Material:
========
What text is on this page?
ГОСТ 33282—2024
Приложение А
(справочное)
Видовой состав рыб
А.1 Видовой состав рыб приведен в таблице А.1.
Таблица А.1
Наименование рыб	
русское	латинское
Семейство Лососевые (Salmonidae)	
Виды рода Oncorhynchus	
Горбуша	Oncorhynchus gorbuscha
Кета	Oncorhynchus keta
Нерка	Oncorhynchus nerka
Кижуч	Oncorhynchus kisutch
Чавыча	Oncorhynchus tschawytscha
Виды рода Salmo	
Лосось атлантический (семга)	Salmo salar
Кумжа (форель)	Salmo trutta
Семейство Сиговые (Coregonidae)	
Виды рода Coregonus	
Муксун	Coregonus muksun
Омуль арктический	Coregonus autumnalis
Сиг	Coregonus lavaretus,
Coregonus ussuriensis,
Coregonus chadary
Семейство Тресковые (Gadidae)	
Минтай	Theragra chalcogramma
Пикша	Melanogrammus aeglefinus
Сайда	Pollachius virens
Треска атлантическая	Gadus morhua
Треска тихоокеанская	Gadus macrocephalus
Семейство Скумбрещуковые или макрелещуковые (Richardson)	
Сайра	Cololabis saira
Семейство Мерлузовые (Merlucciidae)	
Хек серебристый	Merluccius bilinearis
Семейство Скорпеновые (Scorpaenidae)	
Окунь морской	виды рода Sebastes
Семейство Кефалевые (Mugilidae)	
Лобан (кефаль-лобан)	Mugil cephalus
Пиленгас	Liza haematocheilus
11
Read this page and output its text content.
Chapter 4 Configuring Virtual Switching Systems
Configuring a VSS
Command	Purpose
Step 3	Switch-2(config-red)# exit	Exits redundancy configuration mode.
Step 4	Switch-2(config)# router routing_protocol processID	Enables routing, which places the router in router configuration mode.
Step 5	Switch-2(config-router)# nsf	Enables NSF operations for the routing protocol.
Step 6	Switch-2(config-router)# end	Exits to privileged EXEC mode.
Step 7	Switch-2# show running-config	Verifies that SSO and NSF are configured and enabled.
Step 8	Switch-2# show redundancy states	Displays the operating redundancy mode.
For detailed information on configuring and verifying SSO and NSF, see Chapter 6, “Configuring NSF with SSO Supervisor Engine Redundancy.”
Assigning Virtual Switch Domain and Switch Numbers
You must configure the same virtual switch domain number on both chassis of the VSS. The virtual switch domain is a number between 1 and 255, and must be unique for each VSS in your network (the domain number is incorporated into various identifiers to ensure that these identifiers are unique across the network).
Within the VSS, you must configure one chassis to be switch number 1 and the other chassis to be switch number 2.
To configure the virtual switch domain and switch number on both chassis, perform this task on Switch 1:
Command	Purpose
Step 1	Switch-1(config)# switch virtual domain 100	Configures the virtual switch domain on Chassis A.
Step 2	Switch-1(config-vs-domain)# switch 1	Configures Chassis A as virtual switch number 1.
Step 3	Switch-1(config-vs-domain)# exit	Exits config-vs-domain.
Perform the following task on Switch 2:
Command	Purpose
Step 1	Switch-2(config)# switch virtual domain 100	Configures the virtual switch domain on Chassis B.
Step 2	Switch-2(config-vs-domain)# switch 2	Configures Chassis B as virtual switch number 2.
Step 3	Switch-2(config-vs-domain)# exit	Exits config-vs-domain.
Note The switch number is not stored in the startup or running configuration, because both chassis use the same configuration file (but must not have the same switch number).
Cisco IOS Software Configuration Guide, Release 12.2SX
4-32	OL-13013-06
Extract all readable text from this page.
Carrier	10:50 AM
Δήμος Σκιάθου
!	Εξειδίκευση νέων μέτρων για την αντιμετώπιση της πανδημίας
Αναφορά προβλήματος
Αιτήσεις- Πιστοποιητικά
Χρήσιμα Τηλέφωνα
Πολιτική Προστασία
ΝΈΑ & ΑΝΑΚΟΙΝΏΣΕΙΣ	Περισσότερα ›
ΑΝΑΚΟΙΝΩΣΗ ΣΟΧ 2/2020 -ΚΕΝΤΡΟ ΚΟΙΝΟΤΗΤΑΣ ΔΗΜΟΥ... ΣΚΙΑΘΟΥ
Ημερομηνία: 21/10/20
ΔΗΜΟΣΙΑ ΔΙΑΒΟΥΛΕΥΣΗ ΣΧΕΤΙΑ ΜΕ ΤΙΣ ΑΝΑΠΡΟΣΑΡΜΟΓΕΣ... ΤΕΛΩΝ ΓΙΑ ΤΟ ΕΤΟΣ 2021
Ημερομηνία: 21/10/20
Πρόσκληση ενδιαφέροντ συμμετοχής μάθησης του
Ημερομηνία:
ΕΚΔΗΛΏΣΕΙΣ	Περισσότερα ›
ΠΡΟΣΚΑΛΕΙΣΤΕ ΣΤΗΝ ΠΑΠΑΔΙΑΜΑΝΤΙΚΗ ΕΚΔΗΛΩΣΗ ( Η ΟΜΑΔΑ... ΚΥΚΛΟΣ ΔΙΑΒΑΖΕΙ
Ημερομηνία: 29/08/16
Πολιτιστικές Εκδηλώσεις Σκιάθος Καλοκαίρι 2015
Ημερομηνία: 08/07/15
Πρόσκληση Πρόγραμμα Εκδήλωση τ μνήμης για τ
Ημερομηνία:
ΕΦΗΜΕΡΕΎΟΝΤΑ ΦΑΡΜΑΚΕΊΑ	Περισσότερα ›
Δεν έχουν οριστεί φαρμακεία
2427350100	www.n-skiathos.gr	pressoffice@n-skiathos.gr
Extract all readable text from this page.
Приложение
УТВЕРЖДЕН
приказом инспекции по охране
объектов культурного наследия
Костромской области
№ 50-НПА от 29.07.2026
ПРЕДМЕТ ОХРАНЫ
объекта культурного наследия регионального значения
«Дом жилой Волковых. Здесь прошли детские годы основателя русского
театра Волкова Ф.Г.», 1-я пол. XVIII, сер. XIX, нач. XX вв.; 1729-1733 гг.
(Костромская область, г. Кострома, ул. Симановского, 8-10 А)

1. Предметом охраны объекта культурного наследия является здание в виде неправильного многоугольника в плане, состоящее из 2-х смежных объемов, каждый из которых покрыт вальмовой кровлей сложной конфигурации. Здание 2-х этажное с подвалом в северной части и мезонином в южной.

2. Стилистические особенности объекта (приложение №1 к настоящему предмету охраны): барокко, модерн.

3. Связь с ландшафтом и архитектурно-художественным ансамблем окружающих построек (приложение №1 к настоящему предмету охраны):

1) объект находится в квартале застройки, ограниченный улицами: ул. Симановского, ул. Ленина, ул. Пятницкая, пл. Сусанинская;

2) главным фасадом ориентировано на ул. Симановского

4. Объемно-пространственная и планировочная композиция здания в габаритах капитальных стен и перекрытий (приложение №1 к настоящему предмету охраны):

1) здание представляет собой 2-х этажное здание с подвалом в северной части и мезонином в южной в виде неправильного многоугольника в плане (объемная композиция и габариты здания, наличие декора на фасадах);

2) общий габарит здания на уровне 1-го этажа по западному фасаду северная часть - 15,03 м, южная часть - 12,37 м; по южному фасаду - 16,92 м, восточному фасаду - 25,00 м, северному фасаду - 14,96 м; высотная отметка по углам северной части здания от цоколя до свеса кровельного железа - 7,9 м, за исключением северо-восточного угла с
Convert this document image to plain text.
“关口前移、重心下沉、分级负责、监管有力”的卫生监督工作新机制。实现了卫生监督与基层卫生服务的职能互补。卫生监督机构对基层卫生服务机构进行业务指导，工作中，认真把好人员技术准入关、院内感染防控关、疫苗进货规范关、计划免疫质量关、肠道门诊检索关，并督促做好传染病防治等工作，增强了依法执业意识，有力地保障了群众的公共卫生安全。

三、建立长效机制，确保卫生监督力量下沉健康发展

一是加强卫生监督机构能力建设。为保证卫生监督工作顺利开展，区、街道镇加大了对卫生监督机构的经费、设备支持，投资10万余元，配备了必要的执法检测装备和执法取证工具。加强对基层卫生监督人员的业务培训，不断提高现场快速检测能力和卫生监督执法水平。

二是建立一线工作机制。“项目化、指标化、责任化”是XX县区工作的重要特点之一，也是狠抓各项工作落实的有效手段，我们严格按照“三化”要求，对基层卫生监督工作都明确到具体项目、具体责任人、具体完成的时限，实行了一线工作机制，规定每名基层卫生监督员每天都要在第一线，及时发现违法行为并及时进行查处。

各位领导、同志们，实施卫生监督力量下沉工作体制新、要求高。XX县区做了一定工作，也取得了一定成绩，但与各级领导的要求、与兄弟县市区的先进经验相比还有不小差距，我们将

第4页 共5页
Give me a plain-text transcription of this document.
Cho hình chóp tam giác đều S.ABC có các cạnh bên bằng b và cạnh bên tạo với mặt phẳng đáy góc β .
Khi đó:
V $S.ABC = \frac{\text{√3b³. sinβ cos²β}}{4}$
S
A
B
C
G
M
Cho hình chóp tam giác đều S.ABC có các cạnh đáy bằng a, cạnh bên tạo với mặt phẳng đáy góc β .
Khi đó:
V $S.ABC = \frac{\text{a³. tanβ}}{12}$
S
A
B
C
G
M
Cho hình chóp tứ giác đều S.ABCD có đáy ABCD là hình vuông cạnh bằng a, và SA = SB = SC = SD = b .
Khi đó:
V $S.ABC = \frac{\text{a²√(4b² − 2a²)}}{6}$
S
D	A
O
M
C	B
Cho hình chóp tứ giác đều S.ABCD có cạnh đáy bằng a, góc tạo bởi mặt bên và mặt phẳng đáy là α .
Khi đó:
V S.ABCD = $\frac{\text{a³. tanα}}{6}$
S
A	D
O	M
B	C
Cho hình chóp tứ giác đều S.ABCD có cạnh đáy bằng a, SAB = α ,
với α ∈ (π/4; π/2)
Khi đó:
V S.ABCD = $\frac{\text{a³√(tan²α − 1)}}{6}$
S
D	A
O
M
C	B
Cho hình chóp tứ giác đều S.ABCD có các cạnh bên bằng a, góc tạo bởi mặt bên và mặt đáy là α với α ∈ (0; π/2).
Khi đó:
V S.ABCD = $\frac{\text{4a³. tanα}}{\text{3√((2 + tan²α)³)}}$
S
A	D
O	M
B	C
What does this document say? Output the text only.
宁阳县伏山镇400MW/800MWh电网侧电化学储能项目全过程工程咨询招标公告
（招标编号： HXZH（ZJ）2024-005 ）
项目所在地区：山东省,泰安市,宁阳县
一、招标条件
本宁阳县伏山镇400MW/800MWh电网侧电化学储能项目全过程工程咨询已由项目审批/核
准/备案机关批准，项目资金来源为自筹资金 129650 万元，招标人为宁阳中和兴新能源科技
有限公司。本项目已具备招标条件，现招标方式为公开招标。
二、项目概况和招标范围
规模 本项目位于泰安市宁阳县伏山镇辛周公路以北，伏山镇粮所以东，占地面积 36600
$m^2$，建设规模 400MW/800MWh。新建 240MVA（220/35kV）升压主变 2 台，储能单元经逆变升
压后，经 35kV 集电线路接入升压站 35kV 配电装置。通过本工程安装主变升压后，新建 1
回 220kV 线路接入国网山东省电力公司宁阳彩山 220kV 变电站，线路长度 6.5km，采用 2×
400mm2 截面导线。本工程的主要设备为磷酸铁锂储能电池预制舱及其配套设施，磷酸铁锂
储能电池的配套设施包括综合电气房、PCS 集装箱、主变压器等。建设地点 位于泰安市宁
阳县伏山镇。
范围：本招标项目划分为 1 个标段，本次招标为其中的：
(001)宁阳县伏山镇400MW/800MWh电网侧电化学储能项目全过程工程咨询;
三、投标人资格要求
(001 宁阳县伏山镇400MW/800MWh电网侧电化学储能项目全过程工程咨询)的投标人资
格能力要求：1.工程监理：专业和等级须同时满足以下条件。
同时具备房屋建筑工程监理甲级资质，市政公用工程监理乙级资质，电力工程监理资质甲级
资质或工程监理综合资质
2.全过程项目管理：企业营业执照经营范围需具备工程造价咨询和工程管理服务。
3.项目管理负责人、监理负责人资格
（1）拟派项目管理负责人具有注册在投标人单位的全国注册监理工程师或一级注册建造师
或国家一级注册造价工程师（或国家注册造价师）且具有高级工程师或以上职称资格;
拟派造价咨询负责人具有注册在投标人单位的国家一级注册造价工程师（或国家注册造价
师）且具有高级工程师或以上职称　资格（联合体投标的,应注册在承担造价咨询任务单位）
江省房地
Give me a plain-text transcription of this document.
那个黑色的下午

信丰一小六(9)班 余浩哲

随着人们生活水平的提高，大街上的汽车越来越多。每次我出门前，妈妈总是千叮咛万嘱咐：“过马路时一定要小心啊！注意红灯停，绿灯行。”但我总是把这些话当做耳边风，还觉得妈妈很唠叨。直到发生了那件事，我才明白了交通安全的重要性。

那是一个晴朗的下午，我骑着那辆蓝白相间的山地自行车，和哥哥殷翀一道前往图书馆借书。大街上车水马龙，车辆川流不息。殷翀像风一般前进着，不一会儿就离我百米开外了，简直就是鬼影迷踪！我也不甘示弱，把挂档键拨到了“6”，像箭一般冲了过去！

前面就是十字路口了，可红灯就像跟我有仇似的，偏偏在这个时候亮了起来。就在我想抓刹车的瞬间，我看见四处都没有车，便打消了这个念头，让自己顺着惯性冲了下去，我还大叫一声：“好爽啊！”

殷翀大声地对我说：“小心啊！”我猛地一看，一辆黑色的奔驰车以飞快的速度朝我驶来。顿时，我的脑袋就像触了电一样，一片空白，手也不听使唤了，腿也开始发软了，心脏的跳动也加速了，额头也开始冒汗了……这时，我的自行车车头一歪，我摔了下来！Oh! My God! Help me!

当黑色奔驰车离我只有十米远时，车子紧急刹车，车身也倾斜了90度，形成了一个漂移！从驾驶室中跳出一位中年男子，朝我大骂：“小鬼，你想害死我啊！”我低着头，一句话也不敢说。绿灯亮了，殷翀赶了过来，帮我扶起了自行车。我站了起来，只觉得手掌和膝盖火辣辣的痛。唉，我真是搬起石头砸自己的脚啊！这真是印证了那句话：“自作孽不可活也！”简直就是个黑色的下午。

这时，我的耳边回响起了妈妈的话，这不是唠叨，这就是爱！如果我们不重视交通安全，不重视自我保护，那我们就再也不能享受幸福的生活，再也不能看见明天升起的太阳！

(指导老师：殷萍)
========
Short problem:
What is the number of lines in the data above that include the word "Треска"? Answer with that number only.

Written answer:
2